- **Goal**:
In the entries, find all lines that hold the word "NORWICH" and copy them.

- **Dataset rows about figures**:
========

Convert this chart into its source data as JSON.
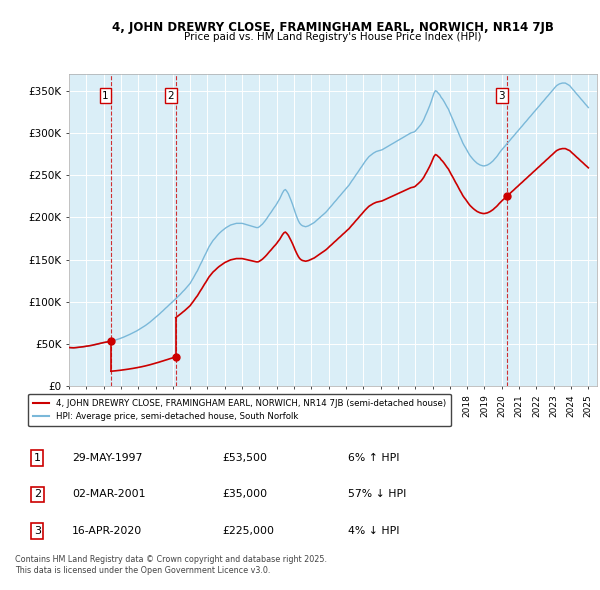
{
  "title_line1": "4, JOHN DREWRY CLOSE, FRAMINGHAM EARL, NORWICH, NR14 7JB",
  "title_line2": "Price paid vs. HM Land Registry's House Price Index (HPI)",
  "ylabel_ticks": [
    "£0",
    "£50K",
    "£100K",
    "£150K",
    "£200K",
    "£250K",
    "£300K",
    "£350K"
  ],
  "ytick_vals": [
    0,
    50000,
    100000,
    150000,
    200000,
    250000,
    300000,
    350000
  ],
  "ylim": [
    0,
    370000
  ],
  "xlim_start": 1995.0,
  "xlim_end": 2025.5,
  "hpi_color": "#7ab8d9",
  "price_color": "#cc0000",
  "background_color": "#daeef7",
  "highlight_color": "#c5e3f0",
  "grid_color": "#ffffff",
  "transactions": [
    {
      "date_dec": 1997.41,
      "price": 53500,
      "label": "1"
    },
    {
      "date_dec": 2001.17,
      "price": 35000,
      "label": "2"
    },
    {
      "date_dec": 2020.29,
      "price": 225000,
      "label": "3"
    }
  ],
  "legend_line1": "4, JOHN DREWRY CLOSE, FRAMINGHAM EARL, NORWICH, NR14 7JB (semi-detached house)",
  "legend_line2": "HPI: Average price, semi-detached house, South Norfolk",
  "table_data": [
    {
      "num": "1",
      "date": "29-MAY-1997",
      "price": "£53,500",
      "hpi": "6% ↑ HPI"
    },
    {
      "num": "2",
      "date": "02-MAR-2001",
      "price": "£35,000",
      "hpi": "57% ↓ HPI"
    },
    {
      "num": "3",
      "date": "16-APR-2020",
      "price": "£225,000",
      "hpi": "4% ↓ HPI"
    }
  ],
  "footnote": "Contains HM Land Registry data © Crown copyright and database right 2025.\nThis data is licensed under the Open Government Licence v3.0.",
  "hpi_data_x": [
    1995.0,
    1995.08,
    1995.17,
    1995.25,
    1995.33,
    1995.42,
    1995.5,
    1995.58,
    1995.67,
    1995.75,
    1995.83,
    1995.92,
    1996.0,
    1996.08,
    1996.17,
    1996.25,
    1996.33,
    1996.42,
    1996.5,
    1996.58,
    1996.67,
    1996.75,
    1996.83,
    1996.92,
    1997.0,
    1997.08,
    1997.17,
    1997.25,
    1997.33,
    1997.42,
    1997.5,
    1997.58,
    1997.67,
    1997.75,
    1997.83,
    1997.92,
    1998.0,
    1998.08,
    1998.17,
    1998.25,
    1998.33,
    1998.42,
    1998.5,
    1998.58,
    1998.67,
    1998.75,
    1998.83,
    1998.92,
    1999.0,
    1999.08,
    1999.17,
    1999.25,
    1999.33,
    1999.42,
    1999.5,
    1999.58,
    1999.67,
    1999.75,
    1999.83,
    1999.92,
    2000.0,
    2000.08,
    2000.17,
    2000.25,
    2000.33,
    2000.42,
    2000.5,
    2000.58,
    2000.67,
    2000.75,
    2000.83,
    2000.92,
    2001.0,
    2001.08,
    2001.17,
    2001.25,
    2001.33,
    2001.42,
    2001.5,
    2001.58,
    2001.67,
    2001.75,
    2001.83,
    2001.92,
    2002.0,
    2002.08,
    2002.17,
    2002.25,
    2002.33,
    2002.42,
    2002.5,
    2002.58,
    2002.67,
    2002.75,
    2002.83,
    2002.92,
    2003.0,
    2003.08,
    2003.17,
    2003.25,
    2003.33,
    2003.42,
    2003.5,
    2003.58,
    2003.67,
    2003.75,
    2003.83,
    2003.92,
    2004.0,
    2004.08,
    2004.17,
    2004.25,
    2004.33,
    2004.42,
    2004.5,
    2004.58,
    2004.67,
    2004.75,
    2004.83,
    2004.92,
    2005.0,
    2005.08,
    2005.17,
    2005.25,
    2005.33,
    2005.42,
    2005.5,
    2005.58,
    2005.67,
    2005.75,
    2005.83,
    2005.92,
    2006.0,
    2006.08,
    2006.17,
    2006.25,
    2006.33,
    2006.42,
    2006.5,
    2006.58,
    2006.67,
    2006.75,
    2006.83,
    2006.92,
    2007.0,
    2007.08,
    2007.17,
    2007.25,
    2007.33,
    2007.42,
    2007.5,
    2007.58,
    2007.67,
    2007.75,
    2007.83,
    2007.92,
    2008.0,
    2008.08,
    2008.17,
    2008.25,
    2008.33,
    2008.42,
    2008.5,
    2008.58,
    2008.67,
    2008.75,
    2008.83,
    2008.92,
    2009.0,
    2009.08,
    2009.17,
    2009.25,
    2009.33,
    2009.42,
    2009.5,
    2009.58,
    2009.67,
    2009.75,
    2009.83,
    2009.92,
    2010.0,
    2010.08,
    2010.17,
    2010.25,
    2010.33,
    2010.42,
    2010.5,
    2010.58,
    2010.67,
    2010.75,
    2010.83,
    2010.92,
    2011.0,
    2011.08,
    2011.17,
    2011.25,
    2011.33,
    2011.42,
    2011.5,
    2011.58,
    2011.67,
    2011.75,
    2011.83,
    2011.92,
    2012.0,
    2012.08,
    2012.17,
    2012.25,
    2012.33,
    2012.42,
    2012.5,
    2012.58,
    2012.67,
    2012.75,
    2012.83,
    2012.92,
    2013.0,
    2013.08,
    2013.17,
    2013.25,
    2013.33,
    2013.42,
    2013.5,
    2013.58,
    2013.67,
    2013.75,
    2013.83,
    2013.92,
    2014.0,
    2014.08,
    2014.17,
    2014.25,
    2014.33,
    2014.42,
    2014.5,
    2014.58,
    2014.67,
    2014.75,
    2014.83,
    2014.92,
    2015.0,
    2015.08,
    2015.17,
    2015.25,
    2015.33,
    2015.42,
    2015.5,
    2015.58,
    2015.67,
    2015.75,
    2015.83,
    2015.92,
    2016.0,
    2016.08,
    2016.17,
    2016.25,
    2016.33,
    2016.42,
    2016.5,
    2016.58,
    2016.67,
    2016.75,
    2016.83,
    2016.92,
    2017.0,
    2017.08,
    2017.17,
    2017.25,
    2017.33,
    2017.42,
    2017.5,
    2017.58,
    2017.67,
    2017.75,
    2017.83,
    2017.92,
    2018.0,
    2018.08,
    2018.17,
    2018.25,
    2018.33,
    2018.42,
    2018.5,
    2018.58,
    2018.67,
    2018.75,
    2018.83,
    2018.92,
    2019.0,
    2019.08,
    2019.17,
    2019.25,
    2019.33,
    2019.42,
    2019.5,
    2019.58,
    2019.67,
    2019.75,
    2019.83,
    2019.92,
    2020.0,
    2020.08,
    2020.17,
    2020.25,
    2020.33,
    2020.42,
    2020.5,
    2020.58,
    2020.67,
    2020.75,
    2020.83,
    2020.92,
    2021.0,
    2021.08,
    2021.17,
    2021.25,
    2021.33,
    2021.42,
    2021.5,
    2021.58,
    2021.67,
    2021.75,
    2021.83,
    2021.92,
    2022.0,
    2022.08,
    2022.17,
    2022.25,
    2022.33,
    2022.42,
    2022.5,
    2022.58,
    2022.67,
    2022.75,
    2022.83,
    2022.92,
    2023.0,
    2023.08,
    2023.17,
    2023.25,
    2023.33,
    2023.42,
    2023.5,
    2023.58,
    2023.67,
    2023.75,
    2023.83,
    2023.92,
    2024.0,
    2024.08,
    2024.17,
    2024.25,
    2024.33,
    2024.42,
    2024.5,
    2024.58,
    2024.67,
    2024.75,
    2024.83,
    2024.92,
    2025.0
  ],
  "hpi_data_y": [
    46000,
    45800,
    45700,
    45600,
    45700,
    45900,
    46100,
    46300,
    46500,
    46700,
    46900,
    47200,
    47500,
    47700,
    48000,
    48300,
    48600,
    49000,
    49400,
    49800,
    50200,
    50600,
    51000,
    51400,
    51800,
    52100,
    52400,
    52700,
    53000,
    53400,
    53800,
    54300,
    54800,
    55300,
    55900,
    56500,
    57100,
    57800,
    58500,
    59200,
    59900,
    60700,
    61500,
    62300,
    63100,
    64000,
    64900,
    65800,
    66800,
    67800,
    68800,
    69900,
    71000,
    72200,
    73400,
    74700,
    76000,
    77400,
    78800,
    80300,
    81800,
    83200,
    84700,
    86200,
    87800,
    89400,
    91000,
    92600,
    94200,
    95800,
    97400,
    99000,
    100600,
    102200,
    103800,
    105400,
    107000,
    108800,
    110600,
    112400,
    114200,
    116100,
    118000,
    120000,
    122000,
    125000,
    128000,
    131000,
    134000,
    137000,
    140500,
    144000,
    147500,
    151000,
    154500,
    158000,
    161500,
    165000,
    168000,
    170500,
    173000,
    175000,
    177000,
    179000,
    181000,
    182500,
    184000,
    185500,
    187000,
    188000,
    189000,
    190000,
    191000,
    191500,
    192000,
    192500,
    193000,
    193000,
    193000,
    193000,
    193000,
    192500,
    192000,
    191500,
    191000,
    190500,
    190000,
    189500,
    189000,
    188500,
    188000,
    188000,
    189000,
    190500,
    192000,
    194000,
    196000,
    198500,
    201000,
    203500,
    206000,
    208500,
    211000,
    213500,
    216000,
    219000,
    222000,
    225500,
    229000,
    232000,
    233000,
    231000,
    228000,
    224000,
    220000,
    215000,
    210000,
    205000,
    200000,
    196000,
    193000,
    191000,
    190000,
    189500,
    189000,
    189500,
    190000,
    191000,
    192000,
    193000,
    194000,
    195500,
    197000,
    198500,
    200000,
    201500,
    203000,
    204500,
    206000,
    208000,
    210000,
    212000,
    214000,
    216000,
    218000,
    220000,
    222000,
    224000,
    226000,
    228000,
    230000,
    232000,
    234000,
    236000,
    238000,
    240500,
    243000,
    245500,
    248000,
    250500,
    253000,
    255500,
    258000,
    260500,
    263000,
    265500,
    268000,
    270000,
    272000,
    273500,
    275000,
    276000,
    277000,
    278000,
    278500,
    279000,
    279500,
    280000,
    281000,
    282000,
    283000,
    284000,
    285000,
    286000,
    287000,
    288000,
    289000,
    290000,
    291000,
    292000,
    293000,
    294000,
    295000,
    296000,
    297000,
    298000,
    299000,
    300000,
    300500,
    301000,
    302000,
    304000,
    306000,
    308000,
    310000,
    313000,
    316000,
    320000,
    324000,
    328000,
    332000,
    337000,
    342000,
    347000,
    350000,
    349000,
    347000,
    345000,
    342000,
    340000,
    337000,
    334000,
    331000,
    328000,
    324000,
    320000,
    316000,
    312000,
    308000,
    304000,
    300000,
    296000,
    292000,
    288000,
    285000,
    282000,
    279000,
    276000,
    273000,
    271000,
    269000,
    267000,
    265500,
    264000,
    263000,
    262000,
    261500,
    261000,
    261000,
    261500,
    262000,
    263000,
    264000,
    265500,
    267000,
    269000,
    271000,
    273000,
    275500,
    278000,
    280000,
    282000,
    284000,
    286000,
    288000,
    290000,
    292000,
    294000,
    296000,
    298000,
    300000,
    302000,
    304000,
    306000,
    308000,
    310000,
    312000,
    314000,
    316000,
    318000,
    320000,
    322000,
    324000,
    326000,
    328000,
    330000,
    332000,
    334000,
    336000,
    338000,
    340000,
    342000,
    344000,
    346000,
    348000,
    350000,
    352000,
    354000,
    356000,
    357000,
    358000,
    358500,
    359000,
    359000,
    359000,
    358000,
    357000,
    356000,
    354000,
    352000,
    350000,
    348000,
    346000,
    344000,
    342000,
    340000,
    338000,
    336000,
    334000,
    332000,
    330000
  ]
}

========

- **Task output**:
  "title_line1": "4, JOHN DREWRY CLOSE, FRAMINGHAM EARL, NORWICH, NR14 7JB",
  "legend_line1": "4, JOHN DREWRY CLOSE, FRAMINGHAM EARL, NORWICH, NR14 7JB (semi-detached house)",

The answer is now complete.